▶ [Set task] All entries are to be quoted exactly; the images stay out of the copy.
begin Records for this exercise
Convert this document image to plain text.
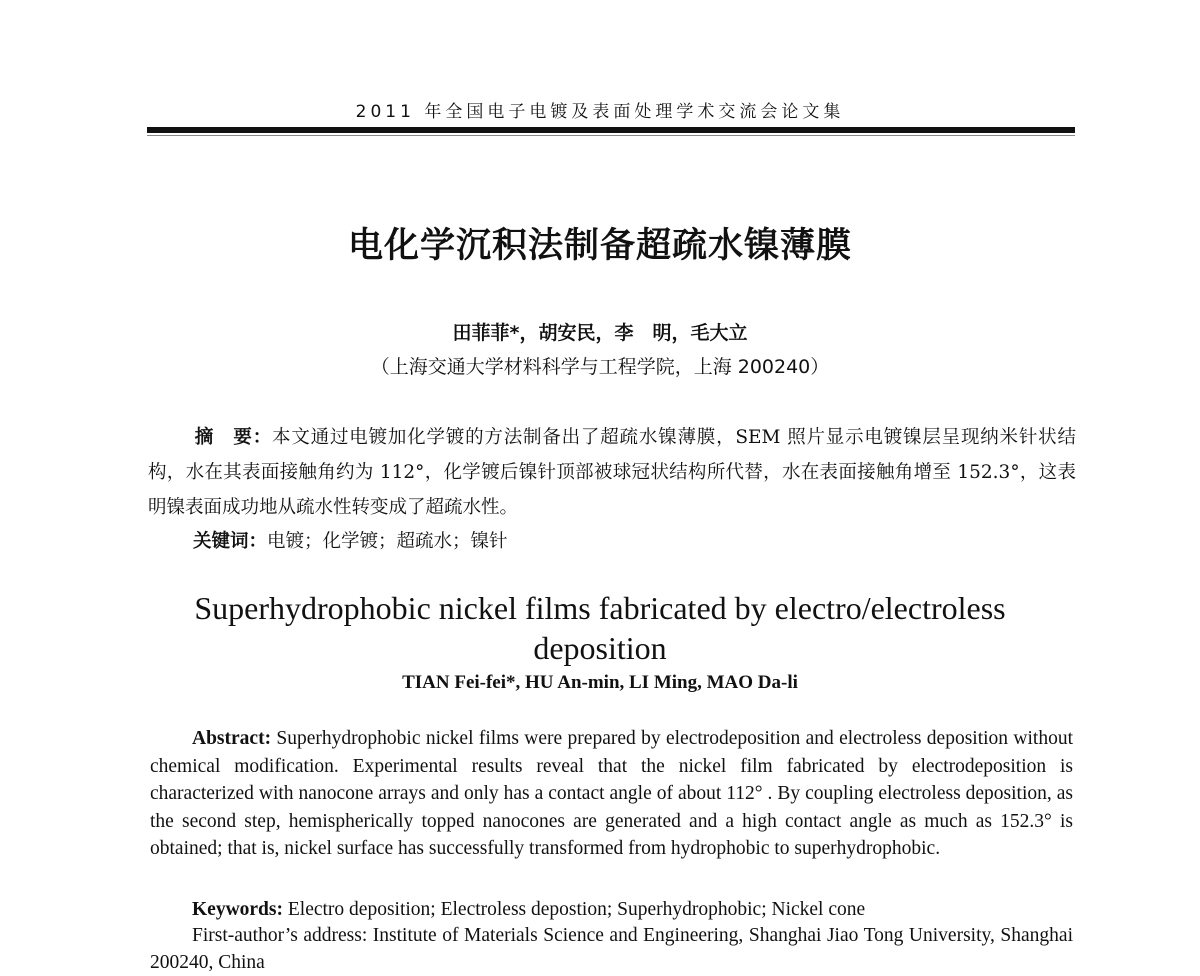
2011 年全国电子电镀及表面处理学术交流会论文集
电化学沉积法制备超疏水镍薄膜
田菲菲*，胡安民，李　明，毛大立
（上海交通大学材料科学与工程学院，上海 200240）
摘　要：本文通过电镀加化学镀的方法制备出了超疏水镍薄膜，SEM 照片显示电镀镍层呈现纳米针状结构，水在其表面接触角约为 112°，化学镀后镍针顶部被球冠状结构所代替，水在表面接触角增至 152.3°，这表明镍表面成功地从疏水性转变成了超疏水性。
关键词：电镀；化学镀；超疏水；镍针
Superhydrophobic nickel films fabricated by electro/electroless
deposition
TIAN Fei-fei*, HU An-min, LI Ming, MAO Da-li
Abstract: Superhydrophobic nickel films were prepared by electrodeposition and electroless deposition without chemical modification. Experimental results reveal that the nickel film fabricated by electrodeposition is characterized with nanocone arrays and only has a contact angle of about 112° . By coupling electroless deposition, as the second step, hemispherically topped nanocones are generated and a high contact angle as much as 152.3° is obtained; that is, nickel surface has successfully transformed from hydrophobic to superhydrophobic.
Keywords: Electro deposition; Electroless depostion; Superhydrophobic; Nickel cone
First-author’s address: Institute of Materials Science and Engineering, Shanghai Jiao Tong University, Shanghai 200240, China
end Records for this exercise
▶ [Final result]
Convert this document image to plain text.
2011 年全国电子电镀及表面处理学术交流会论文集
电化学沉积法制备超疏水镍薄膜
田菲菲*，胡安民，李　明，毛大立
（上海交通大学材料科学与工程学院，上海 200240）
摘　要：本文通过电镀加化学镀的方法制备出了超疏水镍薄膜，SEM 照片显示电镀镍层呈现纳米针状结构，水在其表面接触角约为 112°，化学镀后镍针顶部被球冠状结构所代替，水在表面接触角增至 152.3°，这表明镍表面成功地从疏水性转变成了超疏水性。
关键词：电镀；化学镀；超疏水；镍针
Superhydrophobic nickel films fabricated by electro/electroless
deposition
TIAN Fei-fei*, HU An-min, LI Ming, MAO Da-li
Abstract: Superhydrophobic nickel films were prepared by electrodeposition and electroless deposition without chemical modification. Experimental results reveal that the nickel film fabricated by electrodeposition is characterized with nanocone arrays and only has a contact angle of about 112° . By coupling electroless deposition, as the second step, hemispherically topped nanocones are generated and a high contact angle as much as 152.3° is obtained; that is, nickel surface has successfully transformed from hydrophobic to superhydrophobic.
Keywords: Electro deposition; Electroless depostion; Superhydrophobic; Nickel cone
First-author’s address: Institute of Materials Science and Engineering, Shanghai Jiao Tong University, Shanghai 200240, China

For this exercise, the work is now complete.